Goal — Take the entries below and reproduce them word for word.
::: Data lines
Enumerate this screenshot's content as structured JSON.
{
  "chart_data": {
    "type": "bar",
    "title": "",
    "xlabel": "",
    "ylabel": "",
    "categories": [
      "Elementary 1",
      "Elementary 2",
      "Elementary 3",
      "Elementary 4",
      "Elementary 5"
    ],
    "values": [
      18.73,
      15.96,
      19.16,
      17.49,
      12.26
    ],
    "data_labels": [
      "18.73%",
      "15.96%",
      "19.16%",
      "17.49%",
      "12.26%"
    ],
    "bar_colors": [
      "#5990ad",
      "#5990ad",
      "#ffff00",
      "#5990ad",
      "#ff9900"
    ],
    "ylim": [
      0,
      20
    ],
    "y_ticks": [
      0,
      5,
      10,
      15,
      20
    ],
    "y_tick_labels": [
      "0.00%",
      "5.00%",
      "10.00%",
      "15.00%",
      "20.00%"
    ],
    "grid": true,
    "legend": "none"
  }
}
::::::
Task answer —
Enumerate this screenshot's content as structured JSON.
{
  "chart_data": {
    "type": "bar",
    "title": "",
    "xlabel": "",
    "ylabel": "",
    "categories": [
      "Elementary 1",
      "Elementary 2",
      "Elementary 3",
      "Elementary 4",
      "Elementary 5"
    ],
    "values": [
      18.73,
      15.96,
      19.16,
      17.49,
      12.26
    ],
    "data_labels": [
      "18.73%",
      "15.96%",
      "19.16%",
      "17.49%",
      "12.26%"
    ],
    "bar_colors": [
      "#5990ad",
      "#5990ad",
      "#ffff00",
      "#5990ad",
      "#ff9900"
    ],
    "ylim": [
      0,
      20
    ],
    "y_ticks": [
      0,
      5,
      10,
      15,
      20
    ],
    "y_tick_labels": [
      "0.00%",
      "5.00%",
      "10.00%",
      "15.00%",
      "20.00%"
    ],
    "grid": true,
    "legend": "none"
  }
}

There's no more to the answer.